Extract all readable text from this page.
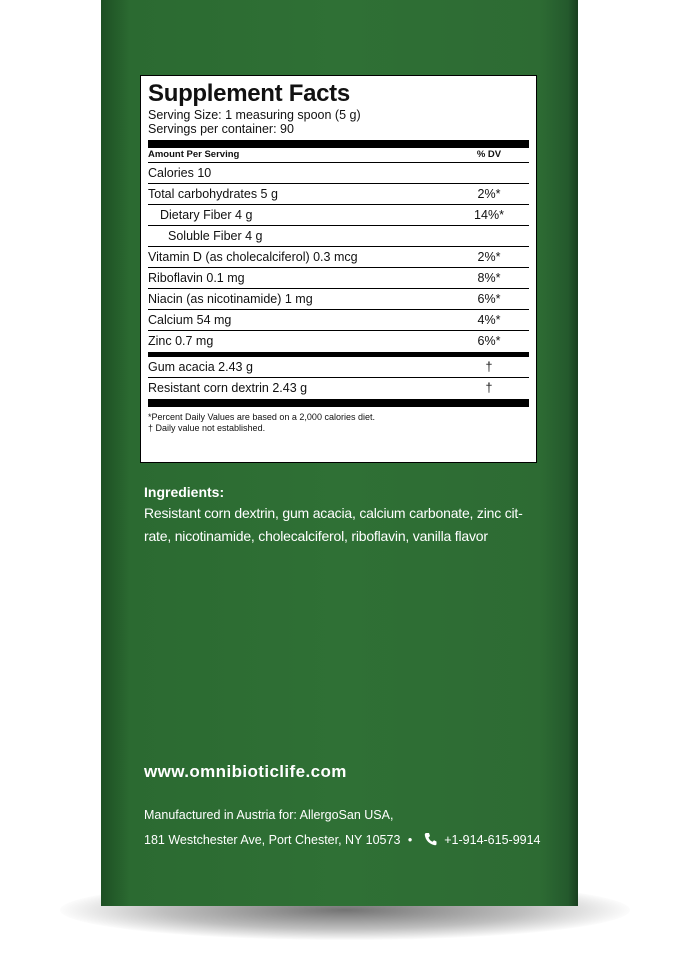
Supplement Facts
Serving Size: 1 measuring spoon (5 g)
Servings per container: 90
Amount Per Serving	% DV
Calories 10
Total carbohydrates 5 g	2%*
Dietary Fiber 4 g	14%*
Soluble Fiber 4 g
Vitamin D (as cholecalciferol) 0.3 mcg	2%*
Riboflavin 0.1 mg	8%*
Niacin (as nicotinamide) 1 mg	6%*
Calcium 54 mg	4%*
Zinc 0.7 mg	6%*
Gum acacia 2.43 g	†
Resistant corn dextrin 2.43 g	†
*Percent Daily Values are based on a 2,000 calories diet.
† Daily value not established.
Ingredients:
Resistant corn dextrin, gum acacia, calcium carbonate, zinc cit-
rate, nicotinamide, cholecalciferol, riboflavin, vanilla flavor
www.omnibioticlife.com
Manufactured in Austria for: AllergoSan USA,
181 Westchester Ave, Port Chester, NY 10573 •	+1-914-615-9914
::::
**What is needed:** Reproduce each line from the records that contains the word "acacia".

**Solved problem:**
Gum acacia 2.43 g	†
Resistant corn dextrin, gum acacia, calcium carbonate, zinc cit-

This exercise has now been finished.